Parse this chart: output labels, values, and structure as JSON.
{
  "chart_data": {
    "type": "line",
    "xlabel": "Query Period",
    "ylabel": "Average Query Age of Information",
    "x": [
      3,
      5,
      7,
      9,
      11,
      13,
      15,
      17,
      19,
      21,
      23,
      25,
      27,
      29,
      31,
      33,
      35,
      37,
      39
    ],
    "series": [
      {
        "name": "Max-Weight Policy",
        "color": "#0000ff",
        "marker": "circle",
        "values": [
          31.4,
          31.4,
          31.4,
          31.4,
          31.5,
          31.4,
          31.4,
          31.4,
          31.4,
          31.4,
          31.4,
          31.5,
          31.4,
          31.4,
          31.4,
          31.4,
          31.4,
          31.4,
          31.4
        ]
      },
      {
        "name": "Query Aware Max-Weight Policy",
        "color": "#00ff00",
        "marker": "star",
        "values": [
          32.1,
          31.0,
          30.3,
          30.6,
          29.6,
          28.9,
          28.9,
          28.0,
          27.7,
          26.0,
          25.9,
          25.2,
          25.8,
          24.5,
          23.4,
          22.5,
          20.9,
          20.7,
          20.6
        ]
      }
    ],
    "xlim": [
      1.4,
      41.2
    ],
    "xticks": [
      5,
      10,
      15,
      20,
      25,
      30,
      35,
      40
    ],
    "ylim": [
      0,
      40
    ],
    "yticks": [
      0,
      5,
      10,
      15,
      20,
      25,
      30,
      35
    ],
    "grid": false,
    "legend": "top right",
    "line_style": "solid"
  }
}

┄┄┄┄┄┄┄┄┄┄

**THE TASK:** Check each line of the data above for the word "Policy" and say how many lines contain it, giving nothing besides the number.

**PROBLEM SOLUTION:** 2